Set down all of the data exactly as it appears.

### Working data

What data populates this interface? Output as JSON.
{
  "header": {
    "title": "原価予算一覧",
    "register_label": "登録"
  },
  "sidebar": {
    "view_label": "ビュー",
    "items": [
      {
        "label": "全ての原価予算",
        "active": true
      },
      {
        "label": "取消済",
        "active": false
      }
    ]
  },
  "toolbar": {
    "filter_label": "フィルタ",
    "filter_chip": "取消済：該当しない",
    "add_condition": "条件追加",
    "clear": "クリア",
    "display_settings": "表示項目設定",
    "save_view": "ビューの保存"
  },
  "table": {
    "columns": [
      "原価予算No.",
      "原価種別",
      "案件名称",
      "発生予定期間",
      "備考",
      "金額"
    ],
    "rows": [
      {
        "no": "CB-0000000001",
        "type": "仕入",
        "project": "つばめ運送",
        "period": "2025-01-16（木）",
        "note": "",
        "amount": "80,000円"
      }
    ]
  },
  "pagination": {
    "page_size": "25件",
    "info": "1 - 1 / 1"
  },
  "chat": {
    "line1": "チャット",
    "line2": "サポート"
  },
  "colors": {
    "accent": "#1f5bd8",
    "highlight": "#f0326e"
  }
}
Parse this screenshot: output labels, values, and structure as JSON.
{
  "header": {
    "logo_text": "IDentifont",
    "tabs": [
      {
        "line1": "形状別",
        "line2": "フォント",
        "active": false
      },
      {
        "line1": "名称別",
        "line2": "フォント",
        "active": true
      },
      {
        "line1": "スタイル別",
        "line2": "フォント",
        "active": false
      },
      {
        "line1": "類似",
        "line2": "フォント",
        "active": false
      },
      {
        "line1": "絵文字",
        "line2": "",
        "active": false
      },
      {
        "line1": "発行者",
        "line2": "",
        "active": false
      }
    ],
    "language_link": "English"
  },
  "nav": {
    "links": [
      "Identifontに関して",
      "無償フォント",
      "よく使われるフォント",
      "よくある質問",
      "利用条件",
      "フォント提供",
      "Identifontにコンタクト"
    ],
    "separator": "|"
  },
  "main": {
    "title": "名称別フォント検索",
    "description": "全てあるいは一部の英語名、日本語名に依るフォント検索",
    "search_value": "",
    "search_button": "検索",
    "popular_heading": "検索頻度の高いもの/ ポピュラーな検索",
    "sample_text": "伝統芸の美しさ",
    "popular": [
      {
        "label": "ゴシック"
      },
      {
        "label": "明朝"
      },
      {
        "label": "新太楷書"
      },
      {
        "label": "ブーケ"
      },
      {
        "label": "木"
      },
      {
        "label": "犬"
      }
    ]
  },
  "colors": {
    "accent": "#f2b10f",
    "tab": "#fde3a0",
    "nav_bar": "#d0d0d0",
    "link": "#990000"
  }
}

######

» **Exercise output**
What data populates this interface? Output as JSON.
{
  "header": {
    "title": "原価予算一覧",
    "register_label": "登録"
  },
  "sidebar": {
    "view_label": "ビュー",
    "items": [
      {
        "label": "全ての原価予算",
        "active": true
      },
      {
        "label": "取消済",
        "active": false
      }
    ]
  },
  "toolbar": {
    "filter_label": "フィルタ",
    "filter_chip": "取消済：該当しない",
    "add_condition": "条件追加",
    "clear": "クリア",
    "display_settings": "表示項目設定",
    "save_view": "ビューの保存"
  },
  "table": {
    "columns": [
      "原価予算No.",
      "原価種別",
      "案件名称",
      "発生予定期間",
      "備考",
      "金額"
    ],
    "rows": [
      {
        "no": "CB-0000000001",
        "type": "仕入",
        "project": "つばめ運送",
        "period": "2025-01-16（木）",
        "note": "",
        "amount": "80,000円"
      }
    ]
  },
  "pagination": {
    "page_size": "25件",
    "info": "1 - 1 / 1"
  },
  "chat": {
    "line1": "チャット",
    "line2": "サポート"
  },
  "colors": {
    "accent": "#1f5bd8",
    "highlight": "#f0326e"
  }
}
Parse this screenshot: output labels, values, and structure as JSON.
{
  "header": {
    "logo_text": "IDentifont",
    "tabs": [
      {
        "line1": "形状別",
        "line2": "フォント",
        "active": false
      },
      {
        "line1": "名称別",
        "line2": "フォント",
        "active": true
      },
      {
        "line1": "スタイル別",
        "line2": "フォント",
        "active": false
      },
      {
        "line1": "類似",
        "line2": "フォント",
        "active": false
      },
      {
        "line1": "絵文字",
        "line2": "",
        "active": false
      },
      {
        "line1": "発行者",
        "line2": "",
        "active": false
      }
    ],
    "language_link": "English"
  },
  "nav": {
    "links": [
      "Identifontに関して",
      "無償フォント",
      "よく使われるフォント",
      "よくある質問",
      "利用条件",
      "フォント提供",
      "Identifontにコンタクト"
    ],
    "separator": "|"
  },
  "main": {
    "title": "名称別フォント検索",
    "description": "全てあるいは一部の英語名、日本語名に依るフォント検索",
    "search_value": "",
    "search_button": "検索",
    "popular_heading": "検索頻度の高いもの/ ポピュラーな検索",
    "sample_text": "伝統芸の美しさ",
    "popular": [
      {
        "label": "ゴシック"
      },
      {
        "label": "明朝"
      },
      {
        "label": "新太楷書"
      },
      {
        "label": "ブーケ"
      },
      {
        "label": "木"
      },
      {
        "label": "犬"
      }
    ]
  },
  "colors": {
    "accent": "#f2b10f",
    "tab": "#fde3a0",
    "nav_bar": "#d0d0d0",
    "link": "#990000"
  }
}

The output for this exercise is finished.